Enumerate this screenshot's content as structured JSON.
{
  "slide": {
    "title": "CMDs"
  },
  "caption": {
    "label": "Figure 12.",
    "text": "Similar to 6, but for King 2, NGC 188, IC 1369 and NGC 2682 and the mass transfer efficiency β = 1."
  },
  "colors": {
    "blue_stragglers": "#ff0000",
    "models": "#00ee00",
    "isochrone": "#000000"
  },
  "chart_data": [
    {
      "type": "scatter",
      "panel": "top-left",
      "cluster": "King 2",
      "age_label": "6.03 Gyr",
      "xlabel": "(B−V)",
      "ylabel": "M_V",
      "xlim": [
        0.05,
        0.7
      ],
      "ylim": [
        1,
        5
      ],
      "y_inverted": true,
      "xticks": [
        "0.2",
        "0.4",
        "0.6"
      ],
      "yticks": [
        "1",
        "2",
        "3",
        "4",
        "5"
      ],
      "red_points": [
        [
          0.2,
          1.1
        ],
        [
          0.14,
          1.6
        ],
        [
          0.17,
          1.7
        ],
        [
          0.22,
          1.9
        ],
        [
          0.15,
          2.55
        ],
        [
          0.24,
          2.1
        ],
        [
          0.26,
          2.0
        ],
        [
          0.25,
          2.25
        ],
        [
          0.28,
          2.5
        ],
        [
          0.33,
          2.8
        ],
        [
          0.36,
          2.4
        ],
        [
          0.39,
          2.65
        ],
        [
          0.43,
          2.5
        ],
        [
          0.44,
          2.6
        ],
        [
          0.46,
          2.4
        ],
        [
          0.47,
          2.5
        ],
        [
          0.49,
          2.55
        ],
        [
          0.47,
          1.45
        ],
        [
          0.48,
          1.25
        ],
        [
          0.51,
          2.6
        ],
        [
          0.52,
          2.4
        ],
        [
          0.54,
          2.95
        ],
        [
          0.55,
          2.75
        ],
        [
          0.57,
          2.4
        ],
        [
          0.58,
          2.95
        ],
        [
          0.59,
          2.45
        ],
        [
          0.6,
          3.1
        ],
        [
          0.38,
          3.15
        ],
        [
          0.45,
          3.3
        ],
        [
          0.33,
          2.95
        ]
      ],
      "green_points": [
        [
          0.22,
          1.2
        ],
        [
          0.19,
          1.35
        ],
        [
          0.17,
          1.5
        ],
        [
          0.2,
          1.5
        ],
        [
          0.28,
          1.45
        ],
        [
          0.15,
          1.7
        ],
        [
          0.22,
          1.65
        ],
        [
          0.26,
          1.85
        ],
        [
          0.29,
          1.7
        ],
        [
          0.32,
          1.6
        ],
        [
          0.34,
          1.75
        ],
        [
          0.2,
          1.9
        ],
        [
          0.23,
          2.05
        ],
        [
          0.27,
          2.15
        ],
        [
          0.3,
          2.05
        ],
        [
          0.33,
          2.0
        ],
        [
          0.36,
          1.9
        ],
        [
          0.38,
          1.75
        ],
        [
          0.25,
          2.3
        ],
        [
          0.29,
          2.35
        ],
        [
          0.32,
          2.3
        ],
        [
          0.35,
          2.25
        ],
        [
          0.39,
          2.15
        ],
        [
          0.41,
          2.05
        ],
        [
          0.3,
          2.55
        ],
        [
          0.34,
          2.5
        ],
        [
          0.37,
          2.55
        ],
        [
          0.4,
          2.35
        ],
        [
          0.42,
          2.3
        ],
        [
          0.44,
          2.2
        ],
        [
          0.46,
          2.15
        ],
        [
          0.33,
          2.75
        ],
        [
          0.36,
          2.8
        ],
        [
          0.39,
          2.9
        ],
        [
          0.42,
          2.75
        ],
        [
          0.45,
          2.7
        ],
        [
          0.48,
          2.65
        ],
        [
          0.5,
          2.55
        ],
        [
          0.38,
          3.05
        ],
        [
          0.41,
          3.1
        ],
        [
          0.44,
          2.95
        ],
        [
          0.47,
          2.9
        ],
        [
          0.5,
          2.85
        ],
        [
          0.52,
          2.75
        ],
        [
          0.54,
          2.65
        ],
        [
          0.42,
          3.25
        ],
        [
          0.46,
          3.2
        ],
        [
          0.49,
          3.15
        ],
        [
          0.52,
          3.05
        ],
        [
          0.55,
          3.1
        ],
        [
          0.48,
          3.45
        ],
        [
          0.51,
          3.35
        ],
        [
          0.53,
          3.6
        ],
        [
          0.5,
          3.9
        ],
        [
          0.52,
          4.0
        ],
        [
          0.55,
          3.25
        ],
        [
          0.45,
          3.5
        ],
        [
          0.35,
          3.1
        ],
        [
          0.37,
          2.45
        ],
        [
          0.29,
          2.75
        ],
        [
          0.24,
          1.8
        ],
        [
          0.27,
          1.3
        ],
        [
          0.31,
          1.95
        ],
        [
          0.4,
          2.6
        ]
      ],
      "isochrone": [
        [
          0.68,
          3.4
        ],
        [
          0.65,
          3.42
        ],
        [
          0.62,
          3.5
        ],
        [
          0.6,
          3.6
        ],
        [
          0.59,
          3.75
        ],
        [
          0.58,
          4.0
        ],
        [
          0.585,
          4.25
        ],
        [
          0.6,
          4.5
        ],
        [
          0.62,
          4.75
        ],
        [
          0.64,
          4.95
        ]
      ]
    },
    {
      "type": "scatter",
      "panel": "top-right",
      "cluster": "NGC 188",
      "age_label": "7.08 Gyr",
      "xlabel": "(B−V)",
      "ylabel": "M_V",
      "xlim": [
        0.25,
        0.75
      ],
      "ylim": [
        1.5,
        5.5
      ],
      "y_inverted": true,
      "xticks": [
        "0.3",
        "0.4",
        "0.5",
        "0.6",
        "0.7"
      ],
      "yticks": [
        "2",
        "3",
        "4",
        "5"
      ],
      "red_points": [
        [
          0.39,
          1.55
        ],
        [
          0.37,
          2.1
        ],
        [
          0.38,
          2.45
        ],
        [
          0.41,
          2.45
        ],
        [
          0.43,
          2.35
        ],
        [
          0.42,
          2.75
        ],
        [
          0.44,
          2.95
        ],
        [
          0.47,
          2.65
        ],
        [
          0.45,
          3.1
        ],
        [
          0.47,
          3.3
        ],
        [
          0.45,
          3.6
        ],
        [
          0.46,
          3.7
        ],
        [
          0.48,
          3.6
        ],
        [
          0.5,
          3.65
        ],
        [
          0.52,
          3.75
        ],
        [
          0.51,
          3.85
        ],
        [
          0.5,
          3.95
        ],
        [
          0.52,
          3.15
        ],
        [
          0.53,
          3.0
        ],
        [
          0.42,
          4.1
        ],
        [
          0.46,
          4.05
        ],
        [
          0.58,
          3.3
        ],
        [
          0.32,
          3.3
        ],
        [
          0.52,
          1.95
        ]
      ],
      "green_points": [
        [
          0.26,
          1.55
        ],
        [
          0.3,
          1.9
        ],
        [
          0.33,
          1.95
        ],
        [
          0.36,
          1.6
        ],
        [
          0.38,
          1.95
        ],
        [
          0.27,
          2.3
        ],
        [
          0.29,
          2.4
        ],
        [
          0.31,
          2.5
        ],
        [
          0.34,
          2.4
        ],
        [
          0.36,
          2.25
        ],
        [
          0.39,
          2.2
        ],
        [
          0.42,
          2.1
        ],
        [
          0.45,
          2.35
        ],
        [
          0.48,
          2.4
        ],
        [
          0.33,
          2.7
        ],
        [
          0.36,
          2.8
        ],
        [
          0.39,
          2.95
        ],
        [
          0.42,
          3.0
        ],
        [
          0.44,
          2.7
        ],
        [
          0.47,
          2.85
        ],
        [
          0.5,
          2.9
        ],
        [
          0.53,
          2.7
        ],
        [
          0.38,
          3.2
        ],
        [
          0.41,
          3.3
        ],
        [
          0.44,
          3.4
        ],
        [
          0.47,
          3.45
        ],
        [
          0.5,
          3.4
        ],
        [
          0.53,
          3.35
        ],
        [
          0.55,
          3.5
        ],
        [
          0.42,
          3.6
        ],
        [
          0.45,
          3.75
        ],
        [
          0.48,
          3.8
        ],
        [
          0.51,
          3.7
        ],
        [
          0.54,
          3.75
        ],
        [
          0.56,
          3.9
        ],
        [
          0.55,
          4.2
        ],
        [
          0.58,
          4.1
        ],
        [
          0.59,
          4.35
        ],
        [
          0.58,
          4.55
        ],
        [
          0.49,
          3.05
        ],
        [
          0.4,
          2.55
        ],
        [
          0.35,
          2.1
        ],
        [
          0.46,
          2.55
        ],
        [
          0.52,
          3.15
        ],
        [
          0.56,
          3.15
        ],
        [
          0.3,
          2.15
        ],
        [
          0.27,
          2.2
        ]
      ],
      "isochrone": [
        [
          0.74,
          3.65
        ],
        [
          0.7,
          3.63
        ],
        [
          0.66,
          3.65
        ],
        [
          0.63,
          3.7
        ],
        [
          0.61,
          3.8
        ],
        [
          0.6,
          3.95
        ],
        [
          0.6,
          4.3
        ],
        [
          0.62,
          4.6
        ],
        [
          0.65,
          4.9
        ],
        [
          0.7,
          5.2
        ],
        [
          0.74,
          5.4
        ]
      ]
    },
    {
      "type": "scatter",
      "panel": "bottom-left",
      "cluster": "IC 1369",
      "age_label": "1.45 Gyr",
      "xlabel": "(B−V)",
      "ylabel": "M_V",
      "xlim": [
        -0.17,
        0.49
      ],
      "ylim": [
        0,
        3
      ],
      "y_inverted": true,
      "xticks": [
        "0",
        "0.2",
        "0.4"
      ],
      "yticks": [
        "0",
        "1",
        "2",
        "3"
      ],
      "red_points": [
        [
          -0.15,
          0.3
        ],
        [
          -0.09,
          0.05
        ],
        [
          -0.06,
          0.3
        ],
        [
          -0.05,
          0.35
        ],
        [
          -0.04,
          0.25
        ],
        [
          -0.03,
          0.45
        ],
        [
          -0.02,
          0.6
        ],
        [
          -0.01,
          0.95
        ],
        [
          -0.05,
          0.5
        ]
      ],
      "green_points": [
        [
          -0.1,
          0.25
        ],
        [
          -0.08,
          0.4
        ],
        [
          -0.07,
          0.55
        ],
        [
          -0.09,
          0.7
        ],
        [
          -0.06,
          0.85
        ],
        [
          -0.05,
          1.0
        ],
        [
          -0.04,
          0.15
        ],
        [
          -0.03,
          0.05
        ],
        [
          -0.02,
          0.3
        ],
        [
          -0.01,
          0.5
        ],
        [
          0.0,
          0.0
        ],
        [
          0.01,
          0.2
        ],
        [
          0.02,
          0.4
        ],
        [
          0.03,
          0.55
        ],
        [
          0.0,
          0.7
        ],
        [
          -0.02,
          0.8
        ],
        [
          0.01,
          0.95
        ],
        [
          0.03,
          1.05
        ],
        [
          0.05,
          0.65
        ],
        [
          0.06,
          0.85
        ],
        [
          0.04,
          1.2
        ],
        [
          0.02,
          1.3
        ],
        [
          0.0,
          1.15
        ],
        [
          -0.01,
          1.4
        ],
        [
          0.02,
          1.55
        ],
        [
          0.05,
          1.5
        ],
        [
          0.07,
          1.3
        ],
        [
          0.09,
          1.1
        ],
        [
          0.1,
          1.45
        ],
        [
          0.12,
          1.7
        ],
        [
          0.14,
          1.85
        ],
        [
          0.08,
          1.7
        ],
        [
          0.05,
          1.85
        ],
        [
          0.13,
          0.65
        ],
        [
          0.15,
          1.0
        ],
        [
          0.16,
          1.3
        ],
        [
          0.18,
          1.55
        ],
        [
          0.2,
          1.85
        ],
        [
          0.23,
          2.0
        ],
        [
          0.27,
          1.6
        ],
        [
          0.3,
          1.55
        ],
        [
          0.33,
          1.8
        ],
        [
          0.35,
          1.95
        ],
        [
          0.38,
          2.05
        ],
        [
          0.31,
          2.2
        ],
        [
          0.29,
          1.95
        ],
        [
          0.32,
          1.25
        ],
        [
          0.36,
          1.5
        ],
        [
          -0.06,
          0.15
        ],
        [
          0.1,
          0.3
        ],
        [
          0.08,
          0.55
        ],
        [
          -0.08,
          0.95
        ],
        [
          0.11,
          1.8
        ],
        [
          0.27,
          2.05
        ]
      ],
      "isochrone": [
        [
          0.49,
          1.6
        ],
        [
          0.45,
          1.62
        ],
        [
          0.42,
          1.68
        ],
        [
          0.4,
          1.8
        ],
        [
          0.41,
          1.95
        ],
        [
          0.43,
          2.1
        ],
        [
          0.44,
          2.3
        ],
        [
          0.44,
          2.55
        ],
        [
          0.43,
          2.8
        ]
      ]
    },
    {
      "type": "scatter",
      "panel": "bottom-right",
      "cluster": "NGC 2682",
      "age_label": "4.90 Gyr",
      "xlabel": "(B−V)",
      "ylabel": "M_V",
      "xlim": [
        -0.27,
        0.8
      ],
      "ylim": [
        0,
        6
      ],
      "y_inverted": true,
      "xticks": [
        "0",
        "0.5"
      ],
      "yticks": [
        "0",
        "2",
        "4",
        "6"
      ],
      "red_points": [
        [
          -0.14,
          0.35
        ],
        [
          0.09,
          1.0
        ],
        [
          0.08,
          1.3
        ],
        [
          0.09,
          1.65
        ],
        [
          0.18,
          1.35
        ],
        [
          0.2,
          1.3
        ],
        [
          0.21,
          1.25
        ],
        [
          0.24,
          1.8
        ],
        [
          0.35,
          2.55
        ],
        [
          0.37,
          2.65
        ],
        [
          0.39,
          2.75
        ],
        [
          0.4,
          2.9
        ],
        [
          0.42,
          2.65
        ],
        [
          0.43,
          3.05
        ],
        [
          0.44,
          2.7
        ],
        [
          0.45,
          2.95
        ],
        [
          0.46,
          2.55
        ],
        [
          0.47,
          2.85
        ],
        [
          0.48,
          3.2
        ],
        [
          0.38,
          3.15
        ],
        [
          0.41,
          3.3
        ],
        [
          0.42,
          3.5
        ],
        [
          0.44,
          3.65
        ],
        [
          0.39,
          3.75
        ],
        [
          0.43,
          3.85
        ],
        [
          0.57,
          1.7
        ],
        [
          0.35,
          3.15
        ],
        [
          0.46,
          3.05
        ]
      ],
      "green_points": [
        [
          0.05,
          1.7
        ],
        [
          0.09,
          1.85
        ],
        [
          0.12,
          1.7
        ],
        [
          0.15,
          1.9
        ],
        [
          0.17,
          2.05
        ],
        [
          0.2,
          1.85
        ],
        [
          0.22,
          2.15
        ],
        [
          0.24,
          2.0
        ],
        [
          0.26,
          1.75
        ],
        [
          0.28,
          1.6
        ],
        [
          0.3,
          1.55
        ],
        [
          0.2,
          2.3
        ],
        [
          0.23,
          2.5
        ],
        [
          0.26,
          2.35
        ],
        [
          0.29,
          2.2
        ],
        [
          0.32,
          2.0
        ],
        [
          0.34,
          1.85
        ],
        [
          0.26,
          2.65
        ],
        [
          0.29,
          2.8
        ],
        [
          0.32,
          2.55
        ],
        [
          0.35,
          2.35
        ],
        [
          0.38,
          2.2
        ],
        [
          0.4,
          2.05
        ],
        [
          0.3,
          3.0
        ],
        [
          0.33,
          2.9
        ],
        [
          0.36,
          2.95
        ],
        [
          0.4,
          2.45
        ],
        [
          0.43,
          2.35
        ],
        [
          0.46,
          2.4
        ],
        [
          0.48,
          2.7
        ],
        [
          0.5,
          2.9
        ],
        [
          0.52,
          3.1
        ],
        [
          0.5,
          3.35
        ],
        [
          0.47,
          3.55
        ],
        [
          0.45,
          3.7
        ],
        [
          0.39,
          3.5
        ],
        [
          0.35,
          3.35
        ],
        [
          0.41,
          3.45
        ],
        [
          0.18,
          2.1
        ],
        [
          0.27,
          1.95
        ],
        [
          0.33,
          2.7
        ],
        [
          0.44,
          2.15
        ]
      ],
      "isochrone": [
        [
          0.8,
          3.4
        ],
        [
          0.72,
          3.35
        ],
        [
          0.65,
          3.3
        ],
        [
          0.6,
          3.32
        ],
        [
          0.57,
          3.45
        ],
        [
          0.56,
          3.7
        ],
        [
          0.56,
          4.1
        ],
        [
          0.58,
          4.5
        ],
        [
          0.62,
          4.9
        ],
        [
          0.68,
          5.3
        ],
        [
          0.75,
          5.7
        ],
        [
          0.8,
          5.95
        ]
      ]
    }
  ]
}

☆ ☆ ☆

» Stated task
Only lines holding the string "King" are wanted; gather each one from the entries above.

» Result of the exercise
    "text": "Similar to 6, but for King 2, NGC 188, IC 1369 and NGC 2682 and the mass transfer efficiency β = 1."
      "cluster": "King 2",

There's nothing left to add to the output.